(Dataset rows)
::::::::

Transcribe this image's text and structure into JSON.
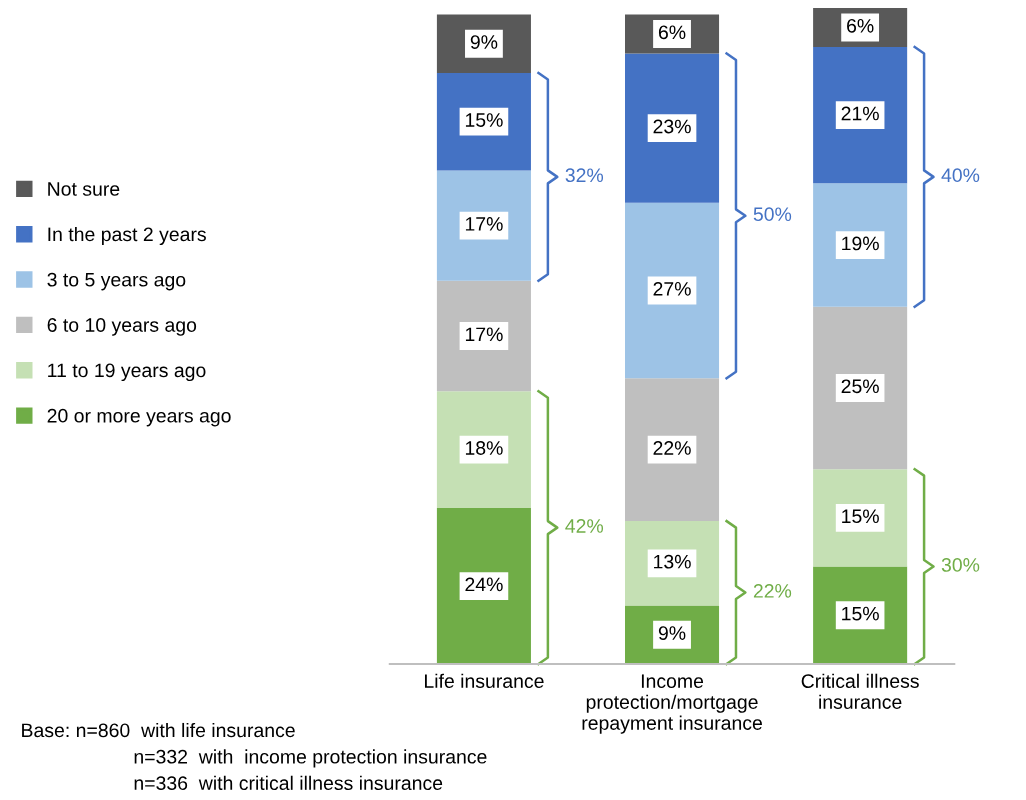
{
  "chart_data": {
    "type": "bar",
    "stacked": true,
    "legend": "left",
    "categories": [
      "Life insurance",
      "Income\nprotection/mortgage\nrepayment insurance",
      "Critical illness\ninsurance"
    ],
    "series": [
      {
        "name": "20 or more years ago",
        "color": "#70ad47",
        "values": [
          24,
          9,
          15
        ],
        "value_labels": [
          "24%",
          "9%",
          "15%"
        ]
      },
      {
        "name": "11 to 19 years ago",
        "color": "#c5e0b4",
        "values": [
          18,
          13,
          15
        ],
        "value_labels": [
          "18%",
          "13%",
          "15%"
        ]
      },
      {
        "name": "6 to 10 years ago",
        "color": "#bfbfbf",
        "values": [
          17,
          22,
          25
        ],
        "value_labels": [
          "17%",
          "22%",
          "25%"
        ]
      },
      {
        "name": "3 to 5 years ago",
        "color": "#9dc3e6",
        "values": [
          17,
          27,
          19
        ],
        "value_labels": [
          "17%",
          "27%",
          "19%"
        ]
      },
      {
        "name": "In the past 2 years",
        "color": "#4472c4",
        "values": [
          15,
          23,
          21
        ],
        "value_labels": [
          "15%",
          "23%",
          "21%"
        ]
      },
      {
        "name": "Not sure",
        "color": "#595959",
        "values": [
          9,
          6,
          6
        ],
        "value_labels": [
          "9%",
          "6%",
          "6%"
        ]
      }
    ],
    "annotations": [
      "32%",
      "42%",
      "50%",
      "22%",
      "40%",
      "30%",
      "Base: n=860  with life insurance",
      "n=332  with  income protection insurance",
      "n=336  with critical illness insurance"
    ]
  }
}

::::::::

Exercise directions ▸ The records above must be printed exactly; the pictures stay out.

Right answer ▸
Transcribe this image's text and structure into JSON.
{
  "chart_data": {
    "type": "bar",
    "stacked": true,
    "legend": "left",
    "categories": [
      "Life insurance",
      "Income\nprotection/mortgage\nrepayment insurance",
      "Critical illness\ninsurance"
    ],
    "series": [
      {
        "name": "20 or more years ago",
        "color": "#70ad47",
        "values": [
          24,
          9,
          15
        ],
        "value_labels": [
          "24%",
          "9%",
          "15%"
        ]
      },
      {
        "name": "11 to 19 years ago",
        "color": "#c5e0b4",
        "values": [
          18,
          13,
          15
        ],
        "value_labels": [
          "18%",
          "13%",
          "15%"
        ]
      },
      {
        "name": "6 to 10 years ago",
        "color": "#bfbfbf",
        "values": [
          17,
          22,
          25
        ],
        "value_labels": [
          "17%",
          "22%",
          "25%"
        ]
      },
      {
        "name": "3 to 5 years ago",
        "color": "#9dc3e6",
        "values": [
          17,
          27,
          19
        ],
        "value_labels": [
          "17%",
          "27%",
          "19%"
        ]
      },
      {
        "name": "In the past 2 years",
        "color": "#4472c4",
        "values": [
          15,
          23,
          21
        ],
        "value_labels": [
          "15%",
          "23%",
          "21%"
        ]
      },
      {
        "name": "Not sure",
        "color": "#595959",
        "values": [
          9,
          6,
          6
        ],
        "value_labels": [
          "9%",
          "6%",
          "6%"
        ]
      }
    ],
    "annotations": [
      "32%",
      "42%",
      "50%",
      "22%",
      "40%",
      "30%",
      "Base: n=860  with life insurance",
      "n=332  with  income protection insurance",
      "n=336  with critical illness insurance"
    ]
  }
}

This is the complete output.